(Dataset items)
○ ○ ○ ○ ○

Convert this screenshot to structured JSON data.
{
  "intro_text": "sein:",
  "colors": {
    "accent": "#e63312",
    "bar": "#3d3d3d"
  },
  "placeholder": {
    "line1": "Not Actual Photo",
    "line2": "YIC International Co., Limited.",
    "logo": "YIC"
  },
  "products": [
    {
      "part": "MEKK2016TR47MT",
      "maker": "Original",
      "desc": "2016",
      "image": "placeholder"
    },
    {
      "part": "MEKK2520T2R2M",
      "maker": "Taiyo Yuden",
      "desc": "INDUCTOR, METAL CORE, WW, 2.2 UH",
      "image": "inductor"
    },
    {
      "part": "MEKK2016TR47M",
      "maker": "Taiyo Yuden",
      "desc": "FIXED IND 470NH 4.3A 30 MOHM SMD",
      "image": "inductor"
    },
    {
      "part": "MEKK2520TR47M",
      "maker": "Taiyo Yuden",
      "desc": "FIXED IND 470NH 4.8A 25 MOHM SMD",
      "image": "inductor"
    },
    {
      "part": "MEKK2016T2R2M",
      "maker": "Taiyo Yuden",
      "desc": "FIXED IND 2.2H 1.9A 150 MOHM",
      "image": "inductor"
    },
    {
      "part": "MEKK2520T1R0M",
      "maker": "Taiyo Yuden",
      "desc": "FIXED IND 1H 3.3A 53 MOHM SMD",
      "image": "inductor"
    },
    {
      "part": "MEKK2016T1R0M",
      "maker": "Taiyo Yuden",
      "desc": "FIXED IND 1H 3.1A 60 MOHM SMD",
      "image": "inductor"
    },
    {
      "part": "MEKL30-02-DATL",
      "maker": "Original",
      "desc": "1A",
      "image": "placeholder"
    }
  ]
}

○ ○ ○ ○ ○

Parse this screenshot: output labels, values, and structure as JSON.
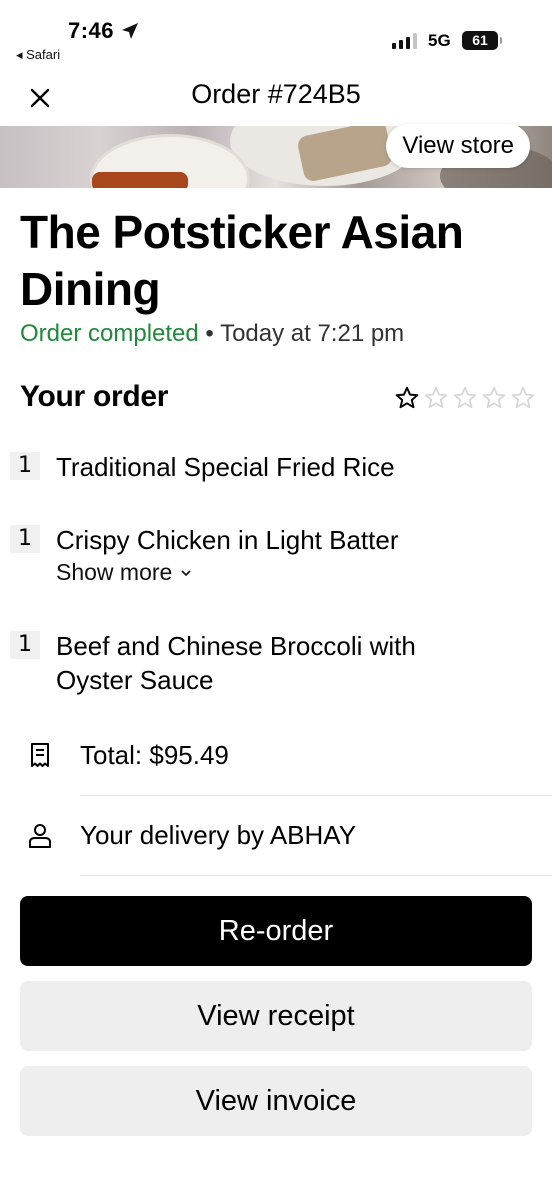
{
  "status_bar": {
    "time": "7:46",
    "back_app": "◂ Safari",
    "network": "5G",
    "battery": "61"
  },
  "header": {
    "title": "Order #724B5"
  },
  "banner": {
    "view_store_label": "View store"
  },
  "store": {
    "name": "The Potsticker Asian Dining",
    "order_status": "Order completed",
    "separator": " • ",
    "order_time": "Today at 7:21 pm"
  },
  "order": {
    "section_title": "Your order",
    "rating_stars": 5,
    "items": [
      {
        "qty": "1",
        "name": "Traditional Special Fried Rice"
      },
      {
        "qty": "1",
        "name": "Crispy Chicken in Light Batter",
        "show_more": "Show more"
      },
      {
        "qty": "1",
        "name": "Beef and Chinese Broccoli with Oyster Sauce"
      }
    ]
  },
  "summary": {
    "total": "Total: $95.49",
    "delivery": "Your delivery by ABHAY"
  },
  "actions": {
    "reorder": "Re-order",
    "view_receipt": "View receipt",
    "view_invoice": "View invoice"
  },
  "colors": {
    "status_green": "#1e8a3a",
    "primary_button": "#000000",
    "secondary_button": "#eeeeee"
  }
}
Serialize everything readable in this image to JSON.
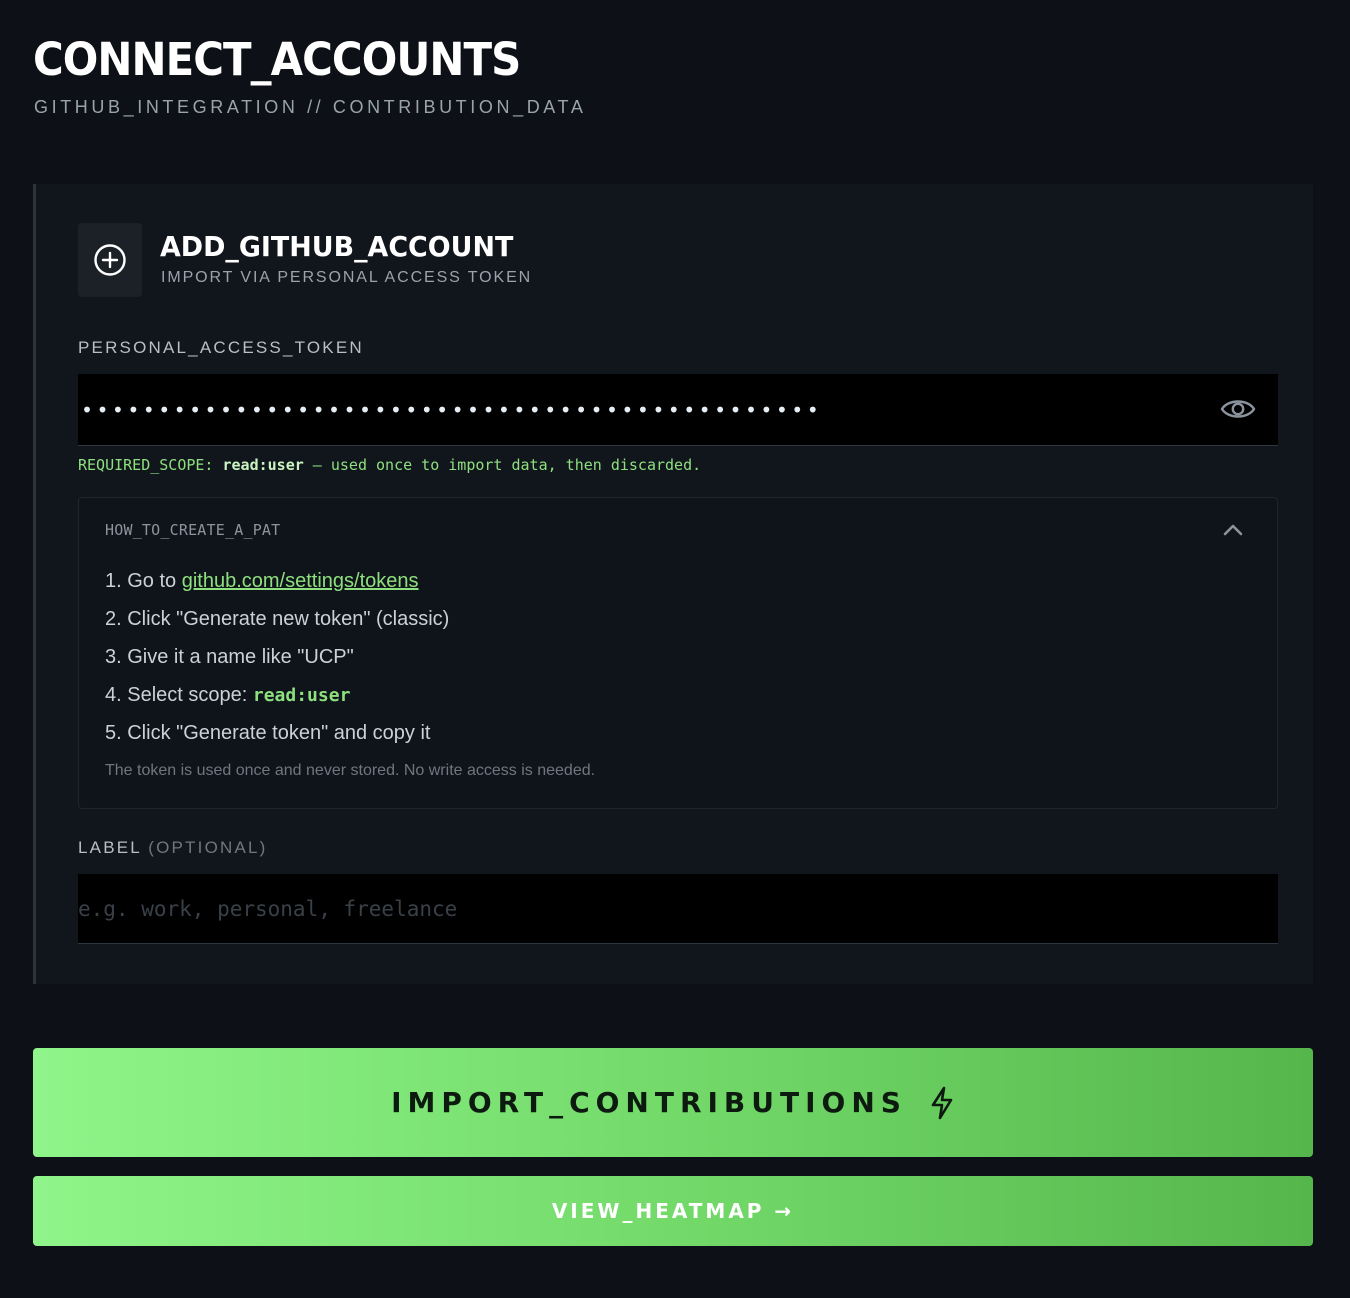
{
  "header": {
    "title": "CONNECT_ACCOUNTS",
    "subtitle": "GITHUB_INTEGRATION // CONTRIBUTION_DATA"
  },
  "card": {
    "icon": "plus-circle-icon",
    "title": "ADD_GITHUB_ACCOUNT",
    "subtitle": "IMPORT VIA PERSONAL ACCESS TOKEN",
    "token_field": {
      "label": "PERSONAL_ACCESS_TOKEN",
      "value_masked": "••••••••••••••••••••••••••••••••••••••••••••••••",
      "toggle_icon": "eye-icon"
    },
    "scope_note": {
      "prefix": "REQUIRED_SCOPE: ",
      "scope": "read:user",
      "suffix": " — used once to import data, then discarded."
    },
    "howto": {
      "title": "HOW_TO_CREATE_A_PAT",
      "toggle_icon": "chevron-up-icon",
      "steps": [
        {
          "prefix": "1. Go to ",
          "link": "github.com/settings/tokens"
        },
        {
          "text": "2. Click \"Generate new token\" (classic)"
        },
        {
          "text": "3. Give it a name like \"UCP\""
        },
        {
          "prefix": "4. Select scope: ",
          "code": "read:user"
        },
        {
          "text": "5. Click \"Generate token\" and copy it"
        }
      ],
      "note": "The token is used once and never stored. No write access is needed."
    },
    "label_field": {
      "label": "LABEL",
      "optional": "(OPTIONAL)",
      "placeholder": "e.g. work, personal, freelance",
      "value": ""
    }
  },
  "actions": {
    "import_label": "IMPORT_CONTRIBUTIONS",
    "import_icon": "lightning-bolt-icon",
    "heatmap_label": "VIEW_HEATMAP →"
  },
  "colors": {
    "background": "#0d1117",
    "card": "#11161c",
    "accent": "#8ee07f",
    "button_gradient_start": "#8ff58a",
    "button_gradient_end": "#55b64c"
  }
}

○ ○ ○ ○ ○

* **WORK TO BE COMPLETED**: Copy the lines from the entries above in which the word "subtitle" appears.

* **THE OUTPUT**:
    "subtitle": "GITHUB_INTEGRATION // CONTRIBUTION_DATA"
    "subtitle": "IMPORT VIA PERSONAL ACCESS TOKEN",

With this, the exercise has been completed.